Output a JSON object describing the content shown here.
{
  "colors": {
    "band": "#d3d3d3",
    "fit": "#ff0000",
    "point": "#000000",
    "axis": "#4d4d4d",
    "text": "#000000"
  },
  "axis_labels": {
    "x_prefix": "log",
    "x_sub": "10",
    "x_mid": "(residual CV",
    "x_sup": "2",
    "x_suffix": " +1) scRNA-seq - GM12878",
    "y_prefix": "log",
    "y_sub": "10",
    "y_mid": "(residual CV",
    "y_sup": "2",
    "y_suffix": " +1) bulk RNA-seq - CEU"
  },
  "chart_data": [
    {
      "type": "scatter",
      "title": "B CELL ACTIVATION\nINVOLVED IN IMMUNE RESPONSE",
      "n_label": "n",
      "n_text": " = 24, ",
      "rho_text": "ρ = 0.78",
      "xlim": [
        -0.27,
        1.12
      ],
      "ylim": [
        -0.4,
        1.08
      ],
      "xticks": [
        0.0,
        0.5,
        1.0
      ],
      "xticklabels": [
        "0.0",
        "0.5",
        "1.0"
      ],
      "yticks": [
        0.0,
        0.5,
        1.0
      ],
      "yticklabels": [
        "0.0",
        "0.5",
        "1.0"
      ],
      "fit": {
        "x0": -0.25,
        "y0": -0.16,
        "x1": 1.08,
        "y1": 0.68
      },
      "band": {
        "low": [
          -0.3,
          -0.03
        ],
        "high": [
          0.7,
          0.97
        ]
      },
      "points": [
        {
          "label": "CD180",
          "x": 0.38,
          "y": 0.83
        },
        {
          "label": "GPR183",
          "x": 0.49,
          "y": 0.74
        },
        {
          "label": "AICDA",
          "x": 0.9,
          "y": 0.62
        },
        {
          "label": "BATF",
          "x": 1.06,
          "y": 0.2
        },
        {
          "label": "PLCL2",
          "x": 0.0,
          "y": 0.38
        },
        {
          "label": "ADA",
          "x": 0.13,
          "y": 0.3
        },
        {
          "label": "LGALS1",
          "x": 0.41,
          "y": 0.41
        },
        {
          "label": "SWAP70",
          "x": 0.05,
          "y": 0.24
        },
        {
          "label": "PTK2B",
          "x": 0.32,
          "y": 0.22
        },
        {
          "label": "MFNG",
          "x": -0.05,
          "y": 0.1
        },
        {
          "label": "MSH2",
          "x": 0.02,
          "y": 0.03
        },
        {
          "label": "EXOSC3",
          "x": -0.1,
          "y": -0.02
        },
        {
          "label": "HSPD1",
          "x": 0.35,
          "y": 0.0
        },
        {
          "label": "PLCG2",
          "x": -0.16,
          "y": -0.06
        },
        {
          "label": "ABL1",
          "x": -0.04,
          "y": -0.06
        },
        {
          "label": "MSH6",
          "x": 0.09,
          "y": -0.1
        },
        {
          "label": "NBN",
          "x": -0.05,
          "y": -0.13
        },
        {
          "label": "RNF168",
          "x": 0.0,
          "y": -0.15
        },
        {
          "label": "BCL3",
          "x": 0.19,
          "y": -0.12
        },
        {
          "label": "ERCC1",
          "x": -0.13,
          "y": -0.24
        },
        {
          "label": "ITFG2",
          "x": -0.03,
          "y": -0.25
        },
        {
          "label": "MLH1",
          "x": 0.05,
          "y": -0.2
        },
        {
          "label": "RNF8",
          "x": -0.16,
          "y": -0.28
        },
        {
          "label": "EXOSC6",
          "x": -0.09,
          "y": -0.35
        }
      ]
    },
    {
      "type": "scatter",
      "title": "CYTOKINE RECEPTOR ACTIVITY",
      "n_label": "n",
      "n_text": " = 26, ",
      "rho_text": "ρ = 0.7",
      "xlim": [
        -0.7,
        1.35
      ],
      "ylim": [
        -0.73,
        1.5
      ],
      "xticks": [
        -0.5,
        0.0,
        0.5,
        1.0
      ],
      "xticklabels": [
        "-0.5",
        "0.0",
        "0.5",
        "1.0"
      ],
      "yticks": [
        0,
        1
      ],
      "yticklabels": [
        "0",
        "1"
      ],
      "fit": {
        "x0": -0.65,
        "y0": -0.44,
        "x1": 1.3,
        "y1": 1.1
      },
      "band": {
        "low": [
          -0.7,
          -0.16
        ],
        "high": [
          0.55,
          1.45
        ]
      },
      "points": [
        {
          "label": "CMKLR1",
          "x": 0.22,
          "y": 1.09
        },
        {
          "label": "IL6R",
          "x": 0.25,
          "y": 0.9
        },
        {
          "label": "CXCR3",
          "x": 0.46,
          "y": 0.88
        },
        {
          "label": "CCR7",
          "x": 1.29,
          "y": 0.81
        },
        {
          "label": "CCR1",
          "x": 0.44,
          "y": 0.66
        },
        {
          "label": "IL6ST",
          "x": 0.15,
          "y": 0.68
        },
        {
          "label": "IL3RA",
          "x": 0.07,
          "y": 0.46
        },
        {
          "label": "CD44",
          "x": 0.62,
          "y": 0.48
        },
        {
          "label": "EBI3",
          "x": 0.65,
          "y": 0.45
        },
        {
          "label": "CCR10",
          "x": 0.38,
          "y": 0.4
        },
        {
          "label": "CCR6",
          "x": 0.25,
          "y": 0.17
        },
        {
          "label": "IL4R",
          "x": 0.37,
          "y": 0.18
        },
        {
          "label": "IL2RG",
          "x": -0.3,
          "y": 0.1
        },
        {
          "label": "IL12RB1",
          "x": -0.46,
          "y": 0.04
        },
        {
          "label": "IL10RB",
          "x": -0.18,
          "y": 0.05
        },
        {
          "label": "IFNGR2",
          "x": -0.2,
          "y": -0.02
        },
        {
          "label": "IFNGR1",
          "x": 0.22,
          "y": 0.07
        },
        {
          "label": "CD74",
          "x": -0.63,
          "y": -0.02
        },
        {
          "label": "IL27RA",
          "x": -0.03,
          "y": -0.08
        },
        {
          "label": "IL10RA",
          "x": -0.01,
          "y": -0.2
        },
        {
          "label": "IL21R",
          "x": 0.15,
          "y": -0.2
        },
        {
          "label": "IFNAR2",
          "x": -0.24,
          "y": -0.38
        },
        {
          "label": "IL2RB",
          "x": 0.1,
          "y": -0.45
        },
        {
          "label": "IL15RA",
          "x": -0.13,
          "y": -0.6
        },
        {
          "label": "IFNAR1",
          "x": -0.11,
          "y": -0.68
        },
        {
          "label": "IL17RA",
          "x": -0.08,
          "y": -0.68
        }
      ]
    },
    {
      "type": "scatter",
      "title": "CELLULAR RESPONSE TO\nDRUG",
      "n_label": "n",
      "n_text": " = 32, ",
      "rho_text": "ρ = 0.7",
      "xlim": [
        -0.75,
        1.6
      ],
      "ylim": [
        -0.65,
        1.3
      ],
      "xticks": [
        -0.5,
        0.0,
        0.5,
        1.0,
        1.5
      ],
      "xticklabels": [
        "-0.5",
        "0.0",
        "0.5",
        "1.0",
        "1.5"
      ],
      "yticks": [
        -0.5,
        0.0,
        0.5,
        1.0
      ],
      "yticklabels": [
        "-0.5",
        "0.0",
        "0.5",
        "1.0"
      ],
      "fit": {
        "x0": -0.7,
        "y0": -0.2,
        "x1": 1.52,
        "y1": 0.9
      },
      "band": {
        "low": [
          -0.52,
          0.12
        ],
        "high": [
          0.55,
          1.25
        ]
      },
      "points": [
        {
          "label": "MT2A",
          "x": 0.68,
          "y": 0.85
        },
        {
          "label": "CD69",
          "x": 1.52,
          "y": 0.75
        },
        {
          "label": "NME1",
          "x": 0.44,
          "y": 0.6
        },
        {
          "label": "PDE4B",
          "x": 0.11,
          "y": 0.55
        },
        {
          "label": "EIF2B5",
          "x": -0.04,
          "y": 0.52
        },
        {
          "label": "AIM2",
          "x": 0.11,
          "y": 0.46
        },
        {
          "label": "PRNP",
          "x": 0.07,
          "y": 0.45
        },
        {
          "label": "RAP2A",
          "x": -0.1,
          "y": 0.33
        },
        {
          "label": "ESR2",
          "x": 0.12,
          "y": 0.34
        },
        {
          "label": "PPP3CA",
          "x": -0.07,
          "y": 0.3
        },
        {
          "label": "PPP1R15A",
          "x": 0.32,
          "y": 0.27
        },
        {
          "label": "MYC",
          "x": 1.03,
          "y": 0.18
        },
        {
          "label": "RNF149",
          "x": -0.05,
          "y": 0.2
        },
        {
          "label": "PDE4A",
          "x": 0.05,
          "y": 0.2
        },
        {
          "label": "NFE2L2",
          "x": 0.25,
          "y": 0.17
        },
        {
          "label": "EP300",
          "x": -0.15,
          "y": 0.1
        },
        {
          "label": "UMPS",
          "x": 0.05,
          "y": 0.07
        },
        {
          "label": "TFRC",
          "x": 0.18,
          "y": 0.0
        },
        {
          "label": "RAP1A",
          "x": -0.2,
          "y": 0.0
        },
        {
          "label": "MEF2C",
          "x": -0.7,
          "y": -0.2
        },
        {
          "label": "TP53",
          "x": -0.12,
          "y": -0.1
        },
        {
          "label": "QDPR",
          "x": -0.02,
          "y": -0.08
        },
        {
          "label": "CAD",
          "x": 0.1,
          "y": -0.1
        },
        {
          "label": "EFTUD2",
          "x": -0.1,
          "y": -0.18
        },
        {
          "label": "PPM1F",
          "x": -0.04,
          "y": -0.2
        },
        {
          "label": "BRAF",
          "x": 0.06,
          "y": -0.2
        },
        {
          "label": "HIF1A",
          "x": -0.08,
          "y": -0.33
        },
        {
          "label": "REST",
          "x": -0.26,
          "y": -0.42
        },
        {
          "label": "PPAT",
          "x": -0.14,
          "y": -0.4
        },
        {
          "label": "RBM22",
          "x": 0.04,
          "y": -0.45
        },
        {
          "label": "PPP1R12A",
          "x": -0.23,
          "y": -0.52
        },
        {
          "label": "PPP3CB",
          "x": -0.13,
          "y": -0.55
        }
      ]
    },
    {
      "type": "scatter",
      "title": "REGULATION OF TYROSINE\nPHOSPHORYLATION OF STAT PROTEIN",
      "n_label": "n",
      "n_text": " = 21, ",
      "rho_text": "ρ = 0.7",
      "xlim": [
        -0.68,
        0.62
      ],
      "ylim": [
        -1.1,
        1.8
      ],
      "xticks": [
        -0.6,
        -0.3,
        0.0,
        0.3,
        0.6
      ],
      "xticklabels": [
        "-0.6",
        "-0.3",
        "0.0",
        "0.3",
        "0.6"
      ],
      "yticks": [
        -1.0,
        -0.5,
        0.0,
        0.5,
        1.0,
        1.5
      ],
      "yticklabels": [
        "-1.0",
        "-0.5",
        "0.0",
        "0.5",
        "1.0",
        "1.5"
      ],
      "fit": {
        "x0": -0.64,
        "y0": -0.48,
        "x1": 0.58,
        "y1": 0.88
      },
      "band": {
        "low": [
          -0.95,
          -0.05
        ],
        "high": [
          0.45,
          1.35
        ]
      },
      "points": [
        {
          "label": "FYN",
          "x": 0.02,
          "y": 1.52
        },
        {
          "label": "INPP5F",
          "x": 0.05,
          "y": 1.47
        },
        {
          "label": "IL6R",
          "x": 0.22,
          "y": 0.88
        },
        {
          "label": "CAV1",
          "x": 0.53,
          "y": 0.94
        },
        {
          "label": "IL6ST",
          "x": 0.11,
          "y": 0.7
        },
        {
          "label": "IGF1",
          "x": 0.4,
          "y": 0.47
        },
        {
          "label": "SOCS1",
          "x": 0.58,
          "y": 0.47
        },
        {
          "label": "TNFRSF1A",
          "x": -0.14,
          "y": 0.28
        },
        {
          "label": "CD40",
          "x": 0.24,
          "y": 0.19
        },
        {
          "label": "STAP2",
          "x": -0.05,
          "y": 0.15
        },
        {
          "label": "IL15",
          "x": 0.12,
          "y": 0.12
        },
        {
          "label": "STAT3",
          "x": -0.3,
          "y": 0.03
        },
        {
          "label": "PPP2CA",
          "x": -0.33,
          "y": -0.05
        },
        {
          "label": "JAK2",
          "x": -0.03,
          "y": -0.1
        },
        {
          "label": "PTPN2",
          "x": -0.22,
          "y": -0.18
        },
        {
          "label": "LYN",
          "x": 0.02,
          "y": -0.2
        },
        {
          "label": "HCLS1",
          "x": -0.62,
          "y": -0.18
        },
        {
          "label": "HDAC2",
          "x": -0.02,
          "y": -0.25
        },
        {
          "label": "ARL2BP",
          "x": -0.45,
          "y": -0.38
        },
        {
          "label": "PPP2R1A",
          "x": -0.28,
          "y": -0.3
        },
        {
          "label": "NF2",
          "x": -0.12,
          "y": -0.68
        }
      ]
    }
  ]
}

REQUIREMENT
For the word "RESPONSE", go through the records and show each line that carries it.

PROBLEM SOLUTION
      "title": "B CELL ACTIVATION\nINVOLVED IN IMMUNE RESPONSE",
      "title": "CELLULAR RESPONSE TO\nDRUG",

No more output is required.